→ **Directions for this task**
Filter the records for lines holding the string "Sitzhaltung".

++++ Source material

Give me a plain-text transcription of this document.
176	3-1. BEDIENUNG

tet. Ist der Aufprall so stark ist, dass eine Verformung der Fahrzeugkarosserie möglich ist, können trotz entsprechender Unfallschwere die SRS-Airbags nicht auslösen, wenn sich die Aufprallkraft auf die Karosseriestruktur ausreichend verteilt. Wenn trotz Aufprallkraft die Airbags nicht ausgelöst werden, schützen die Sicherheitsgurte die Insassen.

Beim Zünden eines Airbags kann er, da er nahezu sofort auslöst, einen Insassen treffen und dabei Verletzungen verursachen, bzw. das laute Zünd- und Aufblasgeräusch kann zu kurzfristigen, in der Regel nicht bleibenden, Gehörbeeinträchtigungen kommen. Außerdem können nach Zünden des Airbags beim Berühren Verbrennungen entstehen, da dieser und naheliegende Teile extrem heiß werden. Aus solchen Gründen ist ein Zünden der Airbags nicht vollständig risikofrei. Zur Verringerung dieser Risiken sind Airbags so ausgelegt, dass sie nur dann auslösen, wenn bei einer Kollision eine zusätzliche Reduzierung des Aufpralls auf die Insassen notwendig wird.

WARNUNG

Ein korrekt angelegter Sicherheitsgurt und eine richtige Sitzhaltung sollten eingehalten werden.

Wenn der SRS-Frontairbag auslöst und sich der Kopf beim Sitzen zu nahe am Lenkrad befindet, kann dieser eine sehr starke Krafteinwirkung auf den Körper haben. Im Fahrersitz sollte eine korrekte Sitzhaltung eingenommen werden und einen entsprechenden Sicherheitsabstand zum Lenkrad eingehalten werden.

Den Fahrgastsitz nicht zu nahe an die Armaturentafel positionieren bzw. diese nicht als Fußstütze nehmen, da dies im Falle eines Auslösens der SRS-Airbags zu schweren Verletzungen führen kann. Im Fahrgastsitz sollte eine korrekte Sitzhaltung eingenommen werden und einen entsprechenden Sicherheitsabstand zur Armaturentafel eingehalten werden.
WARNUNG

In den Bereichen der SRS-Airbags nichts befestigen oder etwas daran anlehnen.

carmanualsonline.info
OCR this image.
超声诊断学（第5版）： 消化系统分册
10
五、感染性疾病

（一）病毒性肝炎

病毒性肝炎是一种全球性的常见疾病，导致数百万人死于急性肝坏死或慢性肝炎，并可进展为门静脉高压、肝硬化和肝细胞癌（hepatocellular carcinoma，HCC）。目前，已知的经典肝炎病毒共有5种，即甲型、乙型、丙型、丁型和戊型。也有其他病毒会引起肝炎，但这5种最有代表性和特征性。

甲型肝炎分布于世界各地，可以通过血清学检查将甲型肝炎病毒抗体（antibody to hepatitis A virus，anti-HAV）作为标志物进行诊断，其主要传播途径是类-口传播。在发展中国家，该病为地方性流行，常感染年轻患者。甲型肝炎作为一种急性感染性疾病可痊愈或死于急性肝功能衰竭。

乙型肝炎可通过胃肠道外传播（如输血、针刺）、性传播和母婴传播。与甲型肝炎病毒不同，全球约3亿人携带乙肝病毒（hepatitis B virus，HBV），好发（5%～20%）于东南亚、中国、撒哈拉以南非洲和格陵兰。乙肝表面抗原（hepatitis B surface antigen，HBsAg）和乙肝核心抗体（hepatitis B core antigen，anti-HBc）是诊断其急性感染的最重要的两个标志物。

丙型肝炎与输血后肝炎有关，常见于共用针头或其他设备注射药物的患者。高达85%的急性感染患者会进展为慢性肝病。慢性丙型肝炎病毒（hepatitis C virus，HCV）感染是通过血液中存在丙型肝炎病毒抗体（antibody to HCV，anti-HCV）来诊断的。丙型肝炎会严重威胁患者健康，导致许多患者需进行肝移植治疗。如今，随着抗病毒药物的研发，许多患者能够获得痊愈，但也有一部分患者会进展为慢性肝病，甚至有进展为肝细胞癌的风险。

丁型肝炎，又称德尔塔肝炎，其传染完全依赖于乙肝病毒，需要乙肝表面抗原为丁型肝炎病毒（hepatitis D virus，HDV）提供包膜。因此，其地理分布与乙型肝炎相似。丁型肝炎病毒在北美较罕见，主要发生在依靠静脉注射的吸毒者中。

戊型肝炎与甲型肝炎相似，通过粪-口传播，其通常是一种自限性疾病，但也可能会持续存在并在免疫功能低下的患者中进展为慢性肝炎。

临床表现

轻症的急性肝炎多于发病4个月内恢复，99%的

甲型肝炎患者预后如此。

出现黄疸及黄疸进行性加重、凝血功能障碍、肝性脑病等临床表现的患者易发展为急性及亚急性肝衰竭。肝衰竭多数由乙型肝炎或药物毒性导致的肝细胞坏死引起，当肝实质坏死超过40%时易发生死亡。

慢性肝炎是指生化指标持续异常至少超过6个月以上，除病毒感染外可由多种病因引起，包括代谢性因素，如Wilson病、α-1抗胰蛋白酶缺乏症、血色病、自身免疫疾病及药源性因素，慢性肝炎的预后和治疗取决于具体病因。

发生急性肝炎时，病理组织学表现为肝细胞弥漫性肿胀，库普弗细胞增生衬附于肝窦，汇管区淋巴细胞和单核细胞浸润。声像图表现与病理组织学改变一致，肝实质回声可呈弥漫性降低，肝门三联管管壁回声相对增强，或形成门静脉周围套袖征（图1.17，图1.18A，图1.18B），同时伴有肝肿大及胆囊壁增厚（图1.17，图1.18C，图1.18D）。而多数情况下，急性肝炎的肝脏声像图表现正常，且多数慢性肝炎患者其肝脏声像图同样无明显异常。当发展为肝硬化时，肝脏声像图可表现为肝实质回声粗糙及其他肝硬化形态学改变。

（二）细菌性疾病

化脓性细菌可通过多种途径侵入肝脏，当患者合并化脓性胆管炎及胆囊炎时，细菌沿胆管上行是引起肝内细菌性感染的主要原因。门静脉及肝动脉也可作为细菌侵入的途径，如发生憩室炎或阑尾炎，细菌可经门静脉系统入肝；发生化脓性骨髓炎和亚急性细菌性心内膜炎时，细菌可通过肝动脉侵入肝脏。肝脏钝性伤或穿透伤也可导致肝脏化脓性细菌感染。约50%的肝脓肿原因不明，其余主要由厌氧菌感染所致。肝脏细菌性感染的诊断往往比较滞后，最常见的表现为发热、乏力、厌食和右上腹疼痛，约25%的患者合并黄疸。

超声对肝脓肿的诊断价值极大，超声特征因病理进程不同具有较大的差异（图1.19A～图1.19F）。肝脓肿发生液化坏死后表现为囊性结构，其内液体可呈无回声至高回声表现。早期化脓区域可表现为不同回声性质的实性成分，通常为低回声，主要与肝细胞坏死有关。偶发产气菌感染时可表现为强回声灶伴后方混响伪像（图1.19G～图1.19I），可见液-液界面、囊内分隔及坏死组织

++++++++

→ **Response for this exercise**
Ein korrekt angelegter Sicherheitsgurt und eine richtige Sitzhaltung sollten eingehalten werden.
Wenn der SRS-Frontairbag auslöst und sich der Kopf beim Sitzen zu nahe am Lenkrad befindet, kann dieser eine sehr starke Krafteinwirkung auf den Körper haben. Im Fahrersitz sollte eine korrekte Sitzhaltung eingenommen werden und einen entsprechenden Sicherheitsabstand zum Lenkrad eingehalten werden.
Den Fahrgastsitz nicht zu nahe an die Armaturentafel positionieren bzw. diese nicht als Fußstütze nehmen, da dies im Falle eines Auslösens der SRS-Airbags zu schweren Verletzungen führen kann. Im Fahrgastsitz sollte eine korrekte Sitzhaltung eingenommen werden und einen entsprechenden Sicherheitsabstand zur Armaturentafel eingehalten werden.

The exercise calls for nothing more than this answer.